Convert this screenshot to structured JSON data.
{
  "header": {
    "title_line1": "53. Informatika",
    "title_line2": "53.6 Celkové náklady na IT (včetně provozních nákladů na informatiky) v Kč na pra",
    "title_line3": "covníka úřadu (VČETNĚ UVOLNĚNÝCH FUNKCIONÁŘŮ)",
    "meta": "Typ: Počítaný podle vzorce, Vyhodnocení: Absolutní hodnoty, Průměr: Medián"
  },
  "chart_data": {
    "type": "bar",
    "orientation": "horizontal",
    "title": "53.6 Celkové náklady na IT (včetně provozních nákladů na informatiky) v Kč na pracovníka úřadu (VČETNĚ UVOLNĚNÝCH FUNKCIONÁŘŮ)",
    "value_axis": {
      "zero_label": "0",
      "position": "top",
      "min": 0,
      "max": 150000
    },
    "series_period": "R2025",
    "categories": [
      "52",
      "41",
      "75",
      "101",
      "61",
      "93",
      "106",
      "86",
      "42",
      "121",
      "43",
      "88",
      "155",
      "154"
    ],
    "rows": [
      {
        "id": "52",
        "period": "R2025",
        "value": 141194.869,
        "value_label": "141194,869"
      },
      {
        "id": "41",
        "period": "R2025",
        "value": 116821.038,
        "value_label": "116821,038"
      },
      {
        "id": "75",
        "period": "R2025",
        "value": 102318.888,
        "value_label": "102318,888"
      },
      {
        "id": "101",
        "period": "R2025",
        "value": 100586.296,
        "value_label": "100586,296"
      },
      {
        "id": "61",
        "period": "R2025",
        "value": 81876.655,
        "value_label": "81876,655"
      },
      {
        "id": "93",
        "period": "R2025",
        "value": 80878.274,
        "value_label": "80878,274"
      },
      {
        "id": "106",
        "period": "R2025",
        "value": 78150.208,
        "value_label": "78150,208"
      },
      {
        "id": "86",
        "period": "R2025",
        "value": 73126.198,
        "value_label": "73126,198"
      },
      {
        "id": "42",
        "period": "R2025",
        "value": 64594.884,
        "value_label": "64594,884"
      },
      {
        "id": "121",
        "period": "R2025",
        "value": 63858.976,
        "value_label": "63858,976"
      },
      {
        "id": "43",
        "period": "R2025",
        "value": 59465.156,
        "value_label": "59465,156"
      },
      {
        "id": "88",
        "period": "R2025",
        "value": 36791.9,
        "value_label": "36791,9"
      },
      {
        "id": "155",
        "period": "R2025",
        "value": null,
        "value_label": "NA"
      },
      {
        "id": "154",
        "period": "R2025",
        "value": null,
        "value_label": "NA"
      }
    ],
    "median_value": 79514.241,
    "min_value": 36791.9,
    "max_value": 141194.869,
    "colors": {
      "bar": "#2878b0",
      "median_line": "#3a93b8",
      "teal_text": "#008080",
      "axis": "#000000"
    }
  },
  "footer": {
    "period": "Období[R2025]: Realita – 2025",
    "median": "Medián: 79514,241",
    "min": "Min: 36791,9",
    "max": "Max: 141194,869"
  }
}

* _WHAT IS REQUIRED_: Which lines hold the word "UVOLNĚNÝCH"? Copy all of them.

* _COMPLETED TASK_:
    "title_line3": "covníka úřadu (VČETNĚ UVOLNĚNÝCH FUNKCIONÁŘŮ)",
    "title": "53.6 Celkové náklady na IT (včetně provozních nákladů na informatiky) v Kč na pracovníka úřadu (VČETNĚ UVOLNĚNÝCH FUNKCIONÁŘŮ)",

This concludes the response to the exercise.